─── Supplied data ───

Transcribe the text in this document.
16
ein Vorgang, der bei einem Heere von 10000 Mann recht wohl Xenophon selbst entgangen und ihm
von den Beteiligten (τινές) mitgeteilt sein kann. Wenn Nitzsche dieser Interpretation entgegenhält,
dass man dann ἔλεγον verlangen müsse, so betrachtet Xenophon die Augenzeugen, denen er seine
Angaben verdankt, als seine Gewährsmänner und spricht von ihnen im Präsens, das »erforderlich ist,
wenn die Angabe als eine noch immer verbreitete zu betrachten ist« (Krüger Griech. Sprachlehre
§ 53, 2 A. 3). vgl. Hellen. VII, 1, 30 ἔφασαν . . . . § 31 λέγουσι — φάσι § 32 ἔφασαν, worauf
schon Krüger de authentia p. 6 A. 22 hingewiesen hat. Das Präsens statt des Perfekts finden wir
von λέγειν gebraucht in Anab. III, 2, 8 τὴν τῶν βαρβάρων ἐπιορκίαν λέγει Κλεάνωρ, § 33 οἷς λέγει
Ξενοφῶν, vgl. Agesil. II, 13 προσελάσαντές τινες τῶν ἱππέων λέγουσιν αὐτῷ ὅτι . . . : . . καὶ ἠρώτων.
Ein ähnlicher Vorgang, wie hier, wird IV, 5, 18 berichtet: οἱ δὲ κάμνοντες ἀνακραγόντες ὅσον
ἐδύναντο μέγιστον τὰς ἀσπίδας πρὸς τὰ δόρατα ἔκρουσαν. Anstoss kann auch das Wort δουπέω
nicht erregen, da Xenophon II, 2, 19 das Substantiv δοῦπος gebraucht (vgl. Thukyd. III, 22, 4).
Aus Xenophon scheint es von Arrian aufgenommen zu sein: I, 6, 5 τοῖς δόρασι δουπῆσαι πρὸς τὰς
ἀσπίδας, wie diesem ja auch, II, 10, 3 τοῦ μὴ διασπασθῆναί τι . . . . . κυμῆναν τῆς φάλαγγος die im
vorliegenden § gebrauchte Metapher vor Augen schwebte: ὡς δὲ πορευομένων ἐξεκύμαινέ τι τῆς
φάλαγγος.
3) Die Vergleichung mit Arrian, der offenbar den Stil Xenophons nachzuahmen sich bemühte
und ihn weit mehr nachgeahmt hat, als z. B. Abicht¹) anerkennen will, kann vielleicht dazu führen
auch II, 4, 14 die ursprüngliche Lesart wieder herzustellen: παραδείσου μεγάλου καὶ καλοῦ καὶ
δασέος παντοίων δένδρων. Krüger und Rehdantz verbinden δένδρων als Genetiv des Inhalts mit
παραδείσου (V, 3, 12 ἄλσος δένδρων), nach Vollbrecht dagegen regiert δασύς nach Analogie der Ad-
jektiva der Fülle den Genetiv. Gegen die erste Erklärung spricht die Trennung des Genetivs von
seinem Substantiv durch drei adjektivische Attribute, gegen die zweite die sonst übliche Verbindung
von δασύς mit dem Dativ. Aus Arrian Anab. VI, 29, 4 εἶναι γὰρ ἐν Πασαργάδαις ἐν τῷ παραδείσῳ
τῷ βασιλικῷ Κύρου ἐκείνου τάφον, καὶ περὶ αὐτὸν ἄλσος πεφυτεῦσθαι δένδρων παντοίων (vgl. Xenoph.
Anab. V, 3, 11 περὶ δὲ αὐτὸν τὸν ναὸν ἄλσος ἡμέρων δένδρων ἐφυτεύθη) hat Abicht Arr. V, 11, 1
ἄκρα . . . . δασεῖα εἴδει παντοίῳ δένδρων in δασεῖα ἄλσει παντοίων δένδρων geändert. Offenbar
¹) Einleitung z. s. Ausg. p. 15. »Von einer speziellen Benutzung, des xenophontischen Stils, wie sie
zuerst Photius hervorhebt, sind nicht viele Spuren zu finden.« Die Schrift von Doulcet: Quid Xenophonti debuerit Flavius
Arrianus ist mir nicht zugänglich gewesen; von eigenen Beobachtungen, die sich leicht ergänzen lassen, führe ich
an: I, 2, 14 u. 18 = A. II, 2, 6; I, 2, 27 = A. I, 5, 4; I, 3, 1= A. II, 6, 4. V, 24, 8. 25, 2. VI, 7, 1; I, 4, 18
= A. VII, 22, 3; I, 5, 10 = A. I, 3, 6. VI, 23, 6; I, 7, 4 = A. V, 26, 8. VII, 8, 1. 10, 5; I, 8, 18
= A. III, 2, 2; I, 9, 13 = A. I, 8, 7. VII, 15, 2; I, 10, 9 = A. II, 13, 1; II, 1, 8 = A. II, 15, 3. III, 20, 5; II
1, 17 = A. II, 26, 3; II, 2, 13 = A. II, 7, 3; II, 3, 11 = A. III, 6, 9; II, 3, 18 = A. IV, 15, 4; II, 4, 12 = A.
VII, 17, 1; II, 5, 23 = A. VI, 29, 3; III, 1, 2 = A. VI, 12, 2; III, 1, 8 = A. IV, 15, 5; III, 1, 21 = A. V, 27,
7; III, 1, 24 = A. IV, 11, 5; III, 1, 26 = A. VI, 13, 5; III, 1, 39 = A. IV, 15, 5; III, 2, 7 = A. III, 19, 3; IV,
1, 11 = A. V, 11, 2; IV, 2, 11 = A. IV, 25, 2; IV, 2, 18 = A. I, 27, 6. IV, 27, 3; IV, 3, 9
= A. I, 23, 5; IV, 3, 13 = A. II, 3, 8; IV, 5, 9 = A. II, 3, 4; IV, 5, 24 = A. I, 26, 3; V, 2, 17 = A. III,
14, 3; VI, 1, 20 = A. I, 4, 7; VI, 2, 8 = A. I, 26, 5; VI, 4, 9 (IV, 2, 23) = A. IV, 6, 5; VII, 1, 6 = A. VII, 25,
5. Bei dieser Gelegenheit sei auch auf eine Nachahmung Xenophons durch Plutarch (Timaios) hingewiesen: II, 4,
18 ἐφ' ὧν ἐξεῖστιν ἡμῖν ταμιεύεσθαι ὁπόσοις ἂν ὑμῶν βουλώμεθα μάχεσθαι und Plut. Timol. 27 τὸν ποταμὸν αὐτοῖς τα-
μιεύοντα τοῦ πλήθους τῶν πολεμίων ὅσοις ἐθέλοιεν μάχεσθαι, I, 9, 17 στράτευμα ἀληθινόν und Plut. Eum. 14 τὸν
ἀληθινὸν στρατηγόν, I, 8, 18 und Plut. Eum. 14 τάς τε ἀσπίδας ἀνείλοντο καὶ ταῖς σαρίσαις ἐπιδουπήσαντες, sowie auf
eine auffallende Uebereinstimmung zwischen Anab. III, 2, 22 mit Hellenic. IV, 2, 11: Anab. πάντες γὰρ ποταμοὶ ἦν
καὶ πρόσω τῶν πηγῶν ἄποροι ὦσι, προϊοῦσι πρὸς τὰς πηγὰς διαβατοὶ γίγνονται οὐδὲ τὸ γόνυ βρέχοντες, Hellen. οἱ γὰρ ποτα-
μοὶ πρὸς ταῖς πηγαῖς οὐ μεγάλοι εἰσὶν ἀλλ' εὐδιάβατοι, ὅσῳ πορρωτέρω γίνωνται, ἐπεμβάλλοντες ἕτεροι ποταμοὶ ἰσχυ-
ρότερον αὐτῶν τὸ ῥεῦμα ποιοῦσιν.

───

§ **Exercise instructions**: Hand back the listing exactly. Include every line.

§ **Written solution**:
Transcribe the text in this document.
16
ein Vorgang, der bei einem Heere von 10000 Mann recht wohl Xenophon selbst entgangen und ihm
von den Beteiligten (τινές) mitgeteilt sein kann. Wenn Nitzsche dieser Interpretation entgegenhält,
dass man dann ἔλεγον verlangen müsse, so betrachtet Xenophon die Augenzeugen, denen er seine
Angaben verdankt, als seine Gewährsmänner und spricht von ihnen im Präsens, das »erforderlich ist,
wenn die Angabe als eine noch immer verbreitete zu betrachten ist« (Krüger Griech. Sprachlehre
§ 53, 2 A. 3). vgl. Hellen. VII, 1, 30 ἔφασαν . . . . § 31 λέγουσι — φάσι § 32 ἔφασαν, worauf
schon Krüger de authentia p. 6 A. 22 hingewiesen hat. Das Präsens statt des Perfekts finden wir
von λέγειν gebraucht in Anab. III, 2, 8 τὴν τῶν βαρβάρων ἐπιορκίαν λέγει Κλεάνωρ, § 33 οἷς λέγει
Ξενοφῶν, vgl. Agesil. II, 13 προσελάσαντές τινες τῶν ἱππέων λέγουσιν αὐτῷ ὅτι . . . : . . καὶ ἠρώτων.
Ein ähnlicher Vorgang, wie hier, wird IV, 5, 18 berichtet: οἱ δὲ κάμνοντες ἀνακραγόντες ὅσον
ἐδύναντο μέγιστον τὰς ἀσπίδας πρὸς τὰ δόρατα ἔκρουσαν. Anstoss kann auch das Wort δουπέω
nicht erregen, da Xenophon II, 2, 19 das Substantiv δοῦπος gebraucht (vgl. Thukyd. III, 22, 4).
Aus Xenophon scheint es von Arrian aufgenommen zu sein: I, 6, 5 τοῖς δόρασι δουπῆσαι πρὸς τὰς
ἀσπίδας, wie diesem ja auch, II, 10, 3 τοῦ μὴ διασπασθῆναί τι . . . . . κυμῆναν τῆς φάλαγγος die im
vorliegenden § gebrauchte Metapher vor Augen schwebte: ὡς δὲ πορευομένων ἐξεκύμαινέ τι τῆς
φάλαγγος.
3) Die Vergleichung mit Arrian, der offenbar den Stil Xenophons nachzuahmen sich bemühte
und ihn weit mehr nachgeahmt hat, als z. B. Abicht¹) anerkennen will, kann vielleicht dazu führen
auch II, 4, 14 die ursprüngliche Lesart wieder herzustellen: παραδείσου μεγάλου καὶ καλοῦ καὶ
δασέος παντοίων δένδρων. Krüger und Rehdantz verbinden δένδρων als Genetiv des Inhalts mit
παραδείσου (V, 3, 12 ἄλσος δένδρων), nach Vollbrecht dagegen regiert δασύς nach Analogie der Ad-
jektiva der Fülle den Genetiv. Gegen die erste Erklärung spricht die Trennung des Genetivs von
seinem Substantiv durch drei adjektivische Attribute, gegen die zweite die sonst übliche Verbindung
von δασύς mit dem Dativ. Aus Arrian Anab. VI, 29, 4 εἶναι γὰρ ἐν Πασαργάδαις ἐν τῷ παραδείσῳ
τῷ βασιλικῷ Κύρου ἐκείνου τάφον, καὶ περὶ αὐτὸν ἄλσος πεφυτεῦσθαι δένδρων παντοίων (vgl. Xenoph.
Anab. V, 3, 11 περὶ δὲ αὐτὸν τὸν ναὸν ἄλσος ἡμέρων δένδρων ἐφυτεύθη) hat Abicht Arr. V, 11, 1
ἄκρα . . . . δασεῖα εἴδει παντοίῳ δένδρων in δασεῖα ἄλσει παντοίων δένδρων geändert. Offenbar
¹) Einleitung z. s. Ausg. p. 15. »Von einer speziellen Benutzung, des xenophontischen Stils, wie sie
zuerst Photius hervorhebt, sind nicht viele Spuren zu finden.« Die Schrift von Doulcet: Quid Xenophonti debuerit Flavius
Arrianus ist mir nicht zugänglich gewesen; von eigenen Beobachtungen, die sich leicht ergänzen lassen, führe ich
an: I, 2, 14 u. 18 = A. II, 2, 6; I, 2, 27 = A. I, 5, 4; I, 3, 1= A. II, 6, 4. V, 24, 8. 25, 2. VI, 7, 1; I, 4, 18
= A. VII, 22, 3; I, 5, 10 = A. I, 3, 6. VI, 23, 6; I, 7, 4 = A. V, 26, 8. VII, 8, 1. 10, 5; I, 8, 18
= A. III, 2, 2; I, 9, 13 = A. I, 8, 7. VII, 15, 2; I, 10, 9 = A. II, 13, 1; II, 1, 8 = A. II, 15, 3. III, 20, 5; II
1, 17 = A. II, 26, 3; II, 2, 13 = A. II, 7, 3; II, 3, 11 = A. III, 6, 9; II, 3, 18 = A. IV, 15, 4; II, 4, 12 = A.
VII, 17, 1; II, 5, 23 = A. VI, 29, 3; III, 1, 2 = A. VI, 12, 2; III, 1, 8 = A. IV, 15, 5; III, 1, 21 = A. V, 27,
7; III, 1, 24 = A. IV, 11, 5; III, 1, 26 = A. VI, 13, 5; III, 1, 39 = A. IV, 15, 5; III, 2, 7 = A. III, 19, 3; IV,
1, 11 = A. V, 11, 2; IV, 2, 11 = A. IV, 25, 2; IV, 2, 18 = A. I, 27, 6. IV, 27, 3; IV, 3, 9
= A. I, 23, 5; IV, 3, 13 = A. II, 3, 8; IV, 5, 9 = A. II, 3, 4; IV, 5, 24 = A. I, 26, 3; V, 2, 17 = A. III,
14, 3; VI, 1, 20 = A. I, 4, 7; VI, 2, 8 = A. I, 26, 5; VI, 4, 9 (IV, 2, 23) = A. IV, 6, 5; VII, 1, 6 = A. VII, 25,
5. Bei dieser Gelegenheit sei auch auf eine Nachahmung Xenophons durch Plutarch (Timaios) hingewiesen: II, 4,
18 ἐφ' ὧν ἐξεῖστιν ἡμῖν ταμιεύεσθαι ὁπόσοις ἂν ὑμῶν βουλώμεθα μάχεσθαι und Plut. Timol. 27 τὸν ποταμὸν αὐτοῖς τα-
μιεύοντα τοῦ πλήθους τῶν πολεμίων ὅσοις ἐθέλοιεν μάχεσθαι, I, 9, 17 στράτευμα ἀληθινόν und Plut. Eum. 14 τὸν
ἀληθινὸν στρατηγόν, I, 8, 18 und Plut. Eum. 14 τάς τε ἀσπίδας ἀνείλοντο καὶ ταῖς σαρίσαις ἐπιδουπήσαντες, sowie auf
eine auffallende Uebereinstimmung zwischen Anab. III, 2, 22 mit Hellenic. IV, 2, 11: Anab. πάντες γὰρ ποταμοὶ ἦν
καὶ πρόσω τῶν πηγῶν ἄποροι ὦσι, προϊοῦσι πρὸς τὰς πηγὰς διαβατοὶ γίγνονται οὐδὲ τὸ γόνυ βρέχοντες, Hellen. οἱ γὰρ ποτα-
μοὶ πρὸς ταῖς πηγαῖς οὐ μεγάλοι εἰσὶν ἀλλ' εὐδιάβατοι, ὅσῳ πορρωτέρω γίνωνται, ἐπεμβάλλοντες ἕτεροι ποταμοὶ ἰσχυ-
ρότερον αὐτῶν τὸ ῥεῦμα ποιοῦσιν.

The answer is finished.